▶ **WHAT THE TASK ASKS**:
Locate the lines that hold the string "capacity". Copy every such line.

▬▬▬▬▬▬

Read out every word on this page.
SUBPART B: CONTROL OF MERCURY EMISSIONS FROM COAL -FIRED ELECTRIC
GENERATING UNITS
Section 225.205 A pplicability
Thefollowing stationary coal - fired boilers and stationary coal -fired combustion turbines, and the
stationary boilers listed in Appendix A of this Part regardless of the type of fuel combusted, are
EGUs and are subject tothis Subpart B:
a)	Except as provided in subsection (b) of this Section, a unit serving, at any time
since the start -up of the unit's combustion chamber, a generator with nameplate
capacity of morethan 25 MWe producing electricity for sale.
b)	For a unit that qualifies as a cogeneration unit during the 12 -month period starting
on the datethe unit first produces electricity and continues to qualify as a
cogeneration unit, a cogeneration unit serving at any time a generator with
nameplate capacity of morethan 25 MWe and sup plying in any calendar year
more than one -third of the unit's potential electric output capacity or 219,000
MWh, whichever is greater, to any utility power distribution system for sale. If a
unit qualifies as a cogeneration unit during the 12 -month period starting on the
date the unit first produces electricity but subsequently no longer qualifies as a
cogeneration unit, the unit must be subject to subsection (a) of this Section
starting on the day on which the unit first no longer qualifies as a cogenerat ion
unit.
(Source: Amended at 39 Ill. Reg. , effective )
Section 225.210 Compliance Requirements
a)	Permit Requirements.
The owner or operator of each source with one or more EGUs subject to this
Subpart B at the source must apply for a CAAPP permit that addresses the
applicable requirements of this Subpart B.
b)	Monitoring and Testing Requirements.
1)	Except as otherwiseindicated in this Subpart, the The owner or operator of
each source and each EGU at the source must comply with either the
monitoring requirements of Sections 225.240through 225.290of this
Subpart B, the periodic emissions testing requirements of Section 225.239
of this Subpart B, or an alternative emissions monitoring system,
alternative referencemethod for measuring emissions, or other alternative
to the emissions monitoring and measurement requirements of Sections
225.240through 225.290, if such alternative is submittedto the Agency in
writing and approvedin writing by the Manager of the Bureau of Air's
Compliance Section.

▬▬▬▬▬▬

▶ **WORKED SOLUTION**:
capacity of morethan 25 MWe producing electricity for sale.
nameplate capacity of morethan 25 MWe and sup plying in any calendar year
more than one -third of the unit's potential electric output capacity or 219,000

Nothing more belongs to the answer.